### WHAT YOU WILL DO
Return each line of the records holding the string "says".
>> begin DATA FOR PROCESSING
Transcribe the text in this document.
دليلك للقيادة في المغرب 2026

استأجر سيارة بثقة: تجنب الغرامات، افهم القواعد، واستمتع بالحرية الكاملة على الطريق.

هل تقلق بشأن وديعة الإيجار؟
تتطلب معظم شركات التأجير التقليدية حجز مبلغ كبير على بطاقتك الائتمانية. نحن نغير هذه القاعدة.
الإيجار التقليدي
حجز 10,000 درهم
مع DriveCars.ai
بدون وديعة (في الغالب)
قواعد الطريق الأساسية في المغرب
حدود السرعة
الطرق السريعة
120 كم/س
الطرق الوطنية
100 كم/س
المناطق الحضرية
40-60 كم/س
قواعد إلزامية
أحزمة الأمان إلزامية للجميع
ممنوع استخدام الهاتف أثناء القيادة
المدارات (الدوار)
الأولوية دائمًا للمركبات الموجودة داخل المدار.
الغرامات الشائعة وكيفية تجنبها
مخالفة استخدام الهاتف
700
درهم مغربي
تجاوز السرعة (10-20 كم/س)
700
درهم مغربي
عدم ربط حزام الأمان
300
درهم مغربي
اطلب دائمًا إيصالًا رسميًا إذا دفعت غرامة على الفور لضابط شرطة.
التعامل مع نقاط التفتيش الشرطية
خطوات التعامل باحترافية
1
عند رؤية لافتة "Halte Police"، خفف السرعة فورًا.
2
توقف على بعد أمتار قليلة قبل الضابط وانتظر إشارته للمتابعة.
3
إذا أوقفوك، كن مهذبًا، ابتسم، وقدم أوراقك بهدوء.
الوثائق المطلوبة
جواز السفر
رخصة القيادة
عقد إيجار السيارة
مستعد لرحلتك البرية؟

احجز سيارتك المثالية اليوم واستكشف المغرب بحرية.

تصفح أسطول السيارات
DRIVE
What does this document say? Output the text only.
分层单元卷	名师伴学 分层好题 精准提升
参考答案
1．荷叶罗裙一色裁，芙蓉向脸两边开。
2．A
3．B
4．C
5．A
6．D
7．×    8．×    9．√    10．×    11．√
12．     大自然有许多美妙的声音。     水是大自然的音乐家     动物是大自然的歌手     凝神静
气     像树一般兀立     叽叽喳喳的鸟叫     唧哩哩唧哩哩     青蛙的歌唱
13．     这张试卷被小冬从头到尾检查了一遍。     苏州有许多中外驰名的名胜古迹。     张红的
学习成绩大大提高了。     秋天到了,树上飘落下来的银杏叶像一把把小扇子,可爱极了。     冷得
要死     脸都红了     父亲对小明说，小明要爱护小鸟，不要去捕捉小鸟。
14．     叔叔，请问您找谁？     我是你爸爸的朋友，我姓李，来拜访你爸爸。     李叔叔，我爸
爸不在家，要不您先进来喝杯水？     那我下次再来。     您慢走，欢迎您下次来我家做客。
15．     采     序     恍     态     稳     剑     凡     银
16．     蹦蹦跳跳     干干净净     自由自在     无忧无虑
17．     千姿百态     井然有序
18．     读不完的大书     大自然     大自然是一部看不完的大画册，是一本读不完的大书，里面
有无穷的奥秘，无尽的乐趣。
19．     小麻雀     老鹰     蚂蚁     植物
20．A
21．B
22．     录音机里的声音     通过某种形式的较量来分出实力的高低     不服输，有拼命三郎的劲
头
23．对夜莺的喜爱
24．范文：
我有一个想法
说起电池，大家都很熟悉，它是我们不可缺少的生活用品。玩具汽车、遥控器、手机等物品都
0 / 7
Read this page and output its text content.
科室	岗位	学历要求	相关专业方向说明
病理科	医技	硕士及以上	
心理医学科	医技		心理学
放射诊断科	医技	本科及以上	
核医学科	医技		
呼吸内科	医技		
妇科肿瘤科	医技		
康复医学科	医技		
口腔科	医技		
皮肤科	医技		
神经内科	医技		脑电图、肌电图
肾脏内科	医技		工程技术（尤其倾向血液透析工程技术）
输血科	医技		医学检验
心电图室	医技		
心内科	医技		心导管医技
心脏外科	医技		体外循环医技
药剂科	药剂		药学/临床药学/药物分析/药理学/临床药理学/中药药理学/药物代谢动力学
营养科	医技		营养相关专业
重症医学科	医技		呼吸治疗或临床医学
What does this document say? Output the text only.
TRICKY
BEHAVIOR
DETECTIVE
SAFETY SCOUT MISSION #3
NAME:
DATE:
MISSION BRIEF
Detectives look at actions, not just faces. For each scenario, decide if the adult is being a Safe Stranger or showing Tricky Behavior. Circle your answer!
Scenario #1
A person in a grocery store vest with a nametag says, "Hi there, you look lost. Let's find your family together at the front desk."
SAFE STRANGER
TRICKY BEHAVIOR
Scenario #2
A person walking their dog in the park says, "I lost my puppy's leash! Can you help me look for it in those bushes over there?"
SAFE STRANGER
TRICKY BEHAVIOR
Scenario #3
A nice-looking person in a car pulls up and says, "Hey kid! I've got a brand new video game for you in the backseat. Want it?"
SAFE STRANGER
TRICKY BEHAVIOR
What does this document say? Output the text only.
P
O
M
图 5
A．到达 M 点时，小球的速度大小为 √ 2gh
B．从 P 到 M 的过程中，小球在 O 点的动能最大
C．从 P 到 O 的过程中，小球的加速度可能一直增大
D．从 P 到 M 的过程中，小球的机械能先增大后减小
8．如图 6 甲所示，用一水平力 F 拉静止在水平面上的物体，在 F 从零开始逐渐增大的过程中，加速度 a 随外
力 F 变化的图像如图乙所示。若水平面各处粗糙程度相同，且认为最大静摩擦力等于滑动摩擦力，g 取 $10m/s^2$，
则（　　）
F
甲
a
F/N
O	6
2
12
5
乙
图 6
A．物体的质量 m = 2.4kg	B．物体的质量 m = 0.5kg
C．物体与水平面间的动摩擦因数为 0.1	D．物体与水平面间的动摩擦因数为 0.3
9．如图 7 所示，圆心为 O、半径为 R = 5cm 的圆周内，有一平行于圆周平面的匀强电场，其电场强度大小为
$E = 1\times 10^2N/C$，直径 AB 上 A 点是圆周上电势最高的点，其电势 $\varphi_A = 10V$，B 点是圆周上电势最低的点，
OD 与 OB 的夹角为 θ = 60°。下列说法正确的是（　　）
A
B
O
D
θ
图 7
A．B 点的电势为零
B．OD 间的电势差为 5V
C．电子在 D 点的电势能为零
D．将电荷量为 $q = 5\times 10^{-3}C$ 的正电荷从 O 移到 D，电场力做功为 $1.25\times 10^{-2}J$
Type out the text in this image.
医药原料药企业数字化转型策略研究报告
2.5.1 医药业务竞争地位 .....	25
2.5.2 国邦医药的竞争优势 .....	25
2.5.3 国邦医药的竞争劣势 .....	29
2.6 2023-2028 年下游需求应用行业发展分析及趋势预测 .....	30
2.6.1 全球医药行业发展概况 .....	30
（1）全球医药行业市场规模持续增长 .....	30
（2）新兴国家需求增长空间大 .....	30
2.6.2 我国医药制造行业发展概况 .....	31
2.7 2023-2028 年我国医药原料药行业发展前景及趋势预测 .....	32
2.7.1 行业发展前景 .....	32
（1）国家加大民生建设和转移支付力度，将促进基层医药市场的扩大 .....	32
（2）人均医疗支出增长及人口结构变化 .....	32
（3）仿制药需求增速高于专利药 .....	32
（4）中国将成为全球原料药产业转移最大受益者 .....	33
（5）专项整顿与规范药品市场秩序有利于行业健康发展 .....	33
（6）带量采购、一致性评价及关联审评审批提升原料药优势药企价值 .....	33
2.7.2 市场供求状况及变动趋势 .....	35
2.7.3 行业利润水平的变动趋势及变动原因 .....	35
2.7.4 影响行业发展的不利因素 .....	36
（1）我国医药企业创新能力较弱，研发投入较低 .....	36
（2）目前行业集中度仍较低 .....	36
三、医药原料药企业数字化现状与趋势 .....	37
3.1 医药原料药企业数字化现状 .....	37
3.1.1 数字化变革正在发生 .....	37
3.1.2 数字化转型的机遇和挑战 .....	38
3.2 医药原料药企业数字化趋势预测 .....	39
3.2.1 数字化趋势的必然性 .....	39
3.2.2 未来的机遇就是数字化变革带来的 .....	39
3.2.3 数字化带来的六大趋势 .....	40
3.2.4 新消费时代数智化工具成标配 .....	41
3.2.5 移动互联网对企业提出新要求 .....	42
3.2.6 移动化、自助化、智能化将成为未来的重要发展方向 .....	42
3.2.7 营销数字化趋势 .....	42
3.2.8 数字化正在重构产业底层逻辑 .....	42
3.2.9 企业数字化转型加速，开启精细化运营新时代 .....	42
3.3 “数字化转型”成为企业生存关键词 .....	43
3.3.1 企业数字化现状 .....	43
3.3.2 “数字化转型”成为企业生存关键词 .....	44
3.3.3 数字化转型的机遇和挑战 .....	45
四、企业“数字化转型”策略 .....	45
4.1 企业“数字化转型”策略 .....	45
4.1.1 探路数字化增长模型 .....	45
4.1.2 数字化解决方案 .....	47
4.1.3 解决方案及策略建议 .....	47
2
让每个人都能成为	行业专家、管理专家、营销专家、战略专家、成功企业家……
>> end DATA FOR PROCESSING
### TASK OUTPUT
A person in a grocery store vest with a nametag says, "Hi there, you look lost. Let's find your family together at the front desk."
A person walking their dog in the park says, "I lost my puppy's leash! Can you help me look for it in those bushes over there?"
A nice-looking person in a car pulls up and says, "Hey kid! I've got a brand new video game for you in the backseat. Want it?"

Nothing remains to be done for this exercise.